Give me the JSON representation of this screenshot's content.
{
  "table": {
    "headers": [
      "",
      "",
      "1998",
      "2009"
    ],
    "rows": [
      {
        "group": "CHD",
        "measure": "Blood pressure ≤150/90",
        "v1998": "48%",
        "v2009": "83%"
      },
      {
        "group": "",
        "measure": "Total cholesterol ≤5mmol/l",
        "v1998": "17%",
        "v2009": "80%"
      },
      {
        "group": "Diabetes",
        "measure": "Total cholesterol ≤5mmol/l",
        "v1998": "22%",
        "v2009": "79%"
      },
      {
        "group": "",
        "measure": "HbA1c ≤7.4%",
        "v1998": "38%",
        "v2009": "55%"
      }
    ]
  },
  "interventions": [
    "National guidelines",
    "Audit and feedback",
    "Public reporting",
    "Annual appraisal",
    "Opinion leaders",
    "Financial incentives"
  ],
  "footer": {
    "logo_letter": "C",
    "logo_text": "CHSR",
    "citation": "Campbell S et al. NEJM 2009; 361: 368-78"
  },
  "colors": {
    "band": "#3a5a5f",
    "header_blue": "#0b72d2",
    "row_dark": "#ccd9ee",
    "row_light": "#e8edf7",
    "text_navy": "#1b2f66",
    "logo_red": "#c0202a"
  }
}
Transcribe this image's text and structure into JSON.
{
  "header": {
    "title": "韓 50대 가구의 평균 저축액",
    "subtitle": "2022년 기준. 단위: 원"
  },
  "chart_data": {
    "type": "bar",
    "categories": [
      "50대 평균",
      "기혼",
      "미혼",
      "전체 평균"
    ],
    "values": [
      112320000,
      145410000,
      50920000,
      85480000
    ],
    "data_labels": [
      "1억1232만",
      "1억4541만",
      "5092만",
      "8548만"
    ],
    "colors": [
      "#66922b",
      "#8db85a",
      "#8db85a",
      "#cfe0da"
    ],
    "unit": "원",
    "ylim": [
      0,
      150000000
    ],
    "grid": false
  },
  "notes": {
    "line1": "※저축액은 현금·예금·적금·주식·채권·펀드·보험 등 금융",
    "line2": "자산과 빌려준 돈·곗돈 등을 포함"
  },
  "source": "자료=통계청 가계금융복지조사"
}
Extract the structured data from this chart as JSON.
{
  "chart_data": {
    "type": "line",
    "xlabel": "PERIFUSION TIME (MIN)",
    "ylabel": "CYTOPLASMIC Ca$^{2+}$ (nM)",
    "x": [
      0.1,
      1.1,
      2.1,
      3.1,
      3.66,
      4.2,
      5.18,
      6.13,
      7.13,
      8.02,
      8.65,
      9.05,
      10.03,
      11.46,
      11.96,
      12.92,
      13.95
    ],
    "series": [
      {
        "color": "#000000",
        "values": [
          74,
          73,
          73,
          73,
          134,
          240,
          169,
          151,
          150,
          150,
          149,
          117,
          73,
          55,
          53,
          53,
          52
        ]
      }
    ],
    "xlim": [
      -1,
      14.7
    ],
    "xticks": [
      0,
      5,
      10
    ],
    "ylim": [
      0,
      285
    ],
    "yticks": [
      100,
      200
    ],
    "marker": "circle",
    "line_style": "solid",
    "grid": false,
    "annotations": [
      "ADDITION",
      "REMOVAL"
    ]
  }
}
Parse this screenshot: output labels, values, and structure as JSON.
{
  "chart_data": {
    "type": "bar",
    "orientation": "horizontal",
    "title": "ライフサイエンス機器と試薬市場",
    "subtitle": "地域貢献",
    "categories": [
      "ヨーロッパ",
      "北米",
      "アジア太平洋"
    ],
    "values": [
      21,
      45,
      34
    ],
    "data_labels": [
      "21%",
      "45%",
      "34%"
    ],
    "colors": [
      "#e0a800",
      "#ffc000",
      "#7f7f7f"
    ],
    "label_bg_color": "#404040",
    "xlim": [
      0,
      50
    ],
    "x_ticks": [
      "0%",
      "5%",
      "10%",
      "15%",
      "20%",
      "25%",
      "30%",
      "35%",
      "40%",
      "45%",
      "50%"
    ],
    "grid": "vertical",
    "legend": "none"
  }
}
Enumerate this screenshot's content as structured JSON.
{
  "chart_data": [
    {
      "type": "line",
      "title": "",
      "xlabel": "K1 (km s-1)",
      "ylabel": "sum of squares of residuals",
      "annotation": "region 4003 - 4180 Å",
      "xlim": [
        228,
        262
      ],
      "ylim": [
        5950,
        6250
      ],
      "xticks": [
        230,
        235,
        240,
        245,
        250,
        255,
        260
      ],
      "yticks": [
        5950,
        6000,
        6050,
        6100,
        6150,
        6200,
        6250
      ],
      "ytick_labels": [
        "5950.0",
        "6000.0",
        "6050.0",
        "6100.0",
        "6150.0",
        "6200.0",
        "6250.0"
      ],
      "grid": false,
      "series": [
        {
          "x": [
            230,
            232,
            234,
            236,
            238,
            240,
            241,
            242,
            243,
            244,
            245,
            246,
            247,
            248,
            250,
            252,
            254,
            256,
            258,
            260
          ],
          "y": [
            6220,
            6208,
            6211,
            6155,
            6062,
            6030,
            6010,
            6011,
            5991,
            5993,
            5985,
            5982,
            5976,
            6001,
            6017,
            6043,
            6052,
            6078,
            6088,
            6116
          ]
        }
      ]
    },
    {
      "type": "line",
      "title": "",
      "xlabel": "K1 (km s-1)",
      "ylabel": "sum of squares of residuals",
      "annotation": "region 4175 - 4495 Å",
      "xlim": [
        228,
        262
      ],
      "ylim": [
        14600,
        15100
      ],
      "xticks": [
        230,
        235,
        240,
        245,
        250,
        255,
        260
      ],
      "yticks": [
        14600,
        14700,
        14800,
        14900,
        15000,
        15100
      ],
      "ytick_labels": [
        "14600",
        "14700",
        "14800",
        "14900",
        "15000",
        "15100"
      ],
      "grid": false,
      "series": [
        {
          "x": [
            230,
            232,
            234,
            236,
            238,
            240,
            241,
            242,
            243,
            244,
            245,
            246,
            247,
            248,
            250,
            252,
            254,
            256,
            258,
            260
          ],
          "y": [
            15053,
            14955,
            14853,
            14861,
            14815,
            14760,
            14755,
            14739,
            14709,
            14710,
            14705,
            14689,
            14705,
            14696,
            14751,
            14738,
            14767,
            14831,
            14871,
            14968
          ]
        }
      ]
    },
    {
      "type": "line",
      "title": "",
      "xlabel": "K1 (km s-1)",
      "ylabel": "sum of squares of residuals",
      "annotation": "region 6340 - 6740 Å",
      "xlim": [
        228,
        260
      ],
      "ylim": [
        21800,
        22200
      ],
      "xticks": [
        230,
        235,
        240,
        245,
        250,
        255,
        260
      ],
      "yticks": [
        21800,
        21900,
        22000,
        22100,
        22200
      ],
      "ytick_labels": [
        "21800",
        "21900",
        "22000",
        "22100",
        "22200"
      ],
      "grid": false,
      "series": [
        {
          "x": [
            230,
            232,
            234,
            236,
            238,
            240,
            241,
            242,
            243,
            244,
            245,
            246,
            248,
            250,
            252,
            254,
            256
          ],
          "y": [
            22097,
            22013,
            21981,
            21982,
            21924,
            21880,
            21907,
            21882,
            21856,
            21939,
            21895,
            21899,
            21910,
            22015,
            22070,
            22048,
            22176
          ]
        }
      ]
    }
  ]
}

━━━━━━━━━━━━━━━━━━━━━━━━━━━━━━

Task brief
Can you reproduce all the material exactly?

Response to this task
Give me the JSON representation of this screenshot's content.
{
  "table": {
    "headers": [
      "",
      "",
      "1998",
      "2009"
    ],
    "rows": [
      {
        "group": "CHD",
        "measure": "Blood pressure ≤150/90",
        "v1998": "48%",
        "v2009": "83%"
      },
      {
        "group": "",
        "measure": "Total cholesterol ≤5mmol/l",
        "v1998": "17%",
        "v2009": "80%"
      },
      {
        "group": "Diabetes",
        "measure": "Total cholesterol ≤5mmol/l",
        "v1998": "22%",
        "v2009": "79%"
      },
      {
        "group": "",
        "measure": "HbA1c ≤7.4%",
        "v1998": "38%",
        "v2009": "55%"
      }
    ]
  },
  "interventions": [
    "National guidelines",
    "Audit and feedback",
    "Public reporting",
    "Annual appraisal",
    "Opinion leaders",
    "Financial incentives"
  ],
  "footer": {
    "logo_letter": "C",
    "logo_text": "CHSR",
    "citation": "Campbell S et al. NEJM 2009; 361: 368-78"
  },
  "colors": {
    "band": "#3a5a5f",
    "header_blue": "#0b72d2",
    "row_dark": "#ccd9ee",
    "row_light": "#e8edf7",
    "text_navy": "#1b2f66",
    "logo_red": "#c0202a"
  }
}
Transcribe this image's text and structure into JSON.
{
  "header": {
    "title": "韓 50대 가구의 평균 저축액",
    "subtitle": "2022년 기준. 단위: 원"
  },
  "chart_data": {
    "type": "bar",
    "categories": [
      "50대 평균",
      "기혼",
      "미혼",
      "전체 평균"
    ],
    "values": [
      112320000,
      145410000,
      50920000,
      85480000
    ],
    "data_labels": [
      "1억1232만",
      "1억4541만",
      "5092만",
      "8548만"
    ],
    "colors": [
      "#66922b",
      "#8db85a",
      "#8db85a",
      "#cfe0da"
    ],
    "unit": "원",
    "ylim": [
      0,
      150000000
    ],
    "grid": false
  },
  "notes": {
    "line1": "※저축액은 현금·예금·적금·주식·채권·펀드·보험 등 금융",
    "line2": "자산과 빌려준 돈·곗돈 등을 포함"
  },
  "source": "자료=통계청 가계금융복지조사"
}
Extract the structured data from this chart as JSON.
{
  "chart_data": {
    "type": "line",
    "xlabel": "PERIFUSION TIME (MIN)",
    "ylabel": "CYTOPLASMIC Ca$^{2+}$ (nM)",
    "x": [
      0.1,
      1.1,
      2.1,
      3.1,
      3.66,
      4.2,
      5.18,
      6.13,
      7.13,
      8.02,
      8.65,
      9.05,
      10.03,
      11.46,
      11.96,
      12.92,
      13.95
    ],
    "series": [
      {
        "color": "#000000",
        "values": [
          74,
          73,
          73,
          73,
          134,
          240,
          169,
          151,
          150,
          150,
          149,
          117,
          73,
          55,
          53,
          53,
          52
        ]
      }
    ],
    "xlim": [
      -1,
      14.7
    ],
    "xticks": [
      0,
      5,
      10
    ],
    "ylim": [
      0,
      285
    ],
    "yticks": [
      100,
      200
    ],
    "marker": "circle",
    "line_style": "solid",
    "grid": false,
    "annotations": [
      "ADDITION",
      "REMOVAL"
    ]
  }
}
Parse this screenshot: output labels, values, and structure as JSON.
{
  "chart_data": {
    "type": "bar",
    "orientation": "horizontal",
    "title": "ライフサイエンス機器と試薬市場",
    "subtitle": "地域貢献",
    "categories": [
      "ヨーロッパ",
      "北米",
      "アジア太平洋"
    ],
    "values": [
      21,
      45,
      34
    ],
    "data_labels": [
      "21%",
      "45%",
      "34%"
    ],
    "colors": [
      "#e0a800",
      "#ffc000",
      "#7f7f7f"
    ],
    "label_bg_color": "#404040",
    "xlim": [
      0,
      50
    ],
    "x_ticks": [
      "0%",
      "5%",
      "10%",
      "15%",
      "20%",
      "25%",
      "30%",
      "35%",
      "40%",
      "45%",
      "50%"
    ],
    "grid": "vertical",
    "legend": "none"
  }
}
Enumerate this screenshot's content as structured JSON.
{
  "chart_data": [
    {
      "type": "line",
      "title": "",
      "xlabel": "K1 (km s-1)",
      "ylabel": "sum of squares of residuals",
      "annotation": "region 4003 - 4180 Å",
      "xlim": [
        228,
        262
      ],
      "ylim": [
        5950,
        6250
      ],
      "xticks": [
        230,
        235,
        240,
        245,
        250,
        255,
        260
      ],
      "yticks": [
        5950,
        6000,
        6050,
        6100,
        6150,
        6200,
        6250
      ],
      "ytick_labels": [
        "5950.0",
        "6000.0",
        "6050.0",
        "6100.0",
        "6150.0",
        "6200.0",
        "6250.0"
      ],
      "grid": false,
      "series": [
        {
          "x": [
            230,
            232,
            234,
            236,
            238,
            240,
            241,
            242,
            243,
            244,
            245,
            246,
            247,
            248,
            250,
            252,
            254,
            256,
            258,
            260
          ],
          "y": [
            6220,
            6208,
            6211,
            6155,
            6062,
            6030,
            6010,
            6011,
            5991,
            5993,
            5985,
            5982,
            5976,
            6001,
            6017,
            6043,
            6052,
            6078,
            6088,
            6116
          ]
        }
      ]
    },
    {
      "type": "line",
      "title": "",
      "xlabel": "K1 (km s-1)",
      "ylabel": "sum of squares of residuals",
      "annotation": "region 4175 - 4495 Å",
      "xlim": [
        228,
        262
      ],
      "ylim": [
        14600,
        15100
      ],
      "xticks": [
        230,
        235,
        240,
        245,
        250,
        255,
        260
      ],
      "yticks": [
        14600,
        14700,
        14800,
        14900,
        15000,
        15100
      ],
      "ytick_labels": [
        "14600",
        "14700",
        "14800",
        "14900",
        "15000",
        "15100"
      ],
      "grid": false,
      "series": [
        {
          "x": [
            230,
            232,
            234,
            236,
            238,
            240,
            241,
            242,
            243,
            244,
            245,
            246,
            247,
            248,
            250,
            252,
            254,
            256,
            258,
            260
          ],
          "y": [
            15053,
            14955,
            14853,
            14861,
            14815,
            14760,
            14755,
            14739,
            14709,
            14710,
            14705,
            14689,
            14705,
            14696,
            14751,
            14738,
            14767,
            14831,
            14871,
            14968
          ]
        }
      ]
    },
    {
      "type": "line",
      "title": "",
      "xlabel": "K1 (km s-1)",
      "ylabel": "sum of squares of residuals",
      "annotation": "region 6340 - 6740 Å",
      "xlim": [
        228,
        260
      ],
      "ylim": [
        21800,
        22200
      ],
      "xticks": [
        230,
        235,
        240,
        245,
        250,
        255,
        260
      ],
      "yticks": [
        21800,
        21900,
        22000,
        22100,
        22200
      ],
      "ytick_labels": [
        "21800",
        "21900",
        "22000",
        "22100",
        "22200"
      ],
      "grid": false,
      "series": [
        {
          "x": [
            230,
            232,
            234,
            236,
            238,
            240,
            241,
            242,
            243,
            244,
            245,
            246,
            248,
            250,
            252,
            254,
            256
          ],
          "y": [
            22097,
            22013,
            21981,
            21982,
            21924,
            21880,
            21907,
            21882,
            21856,
            21939,
            21895,
            21899,
            21910,
            22015,
            22070,
            22048,
            22176
          ]
        }
      ]
    }
  ]
}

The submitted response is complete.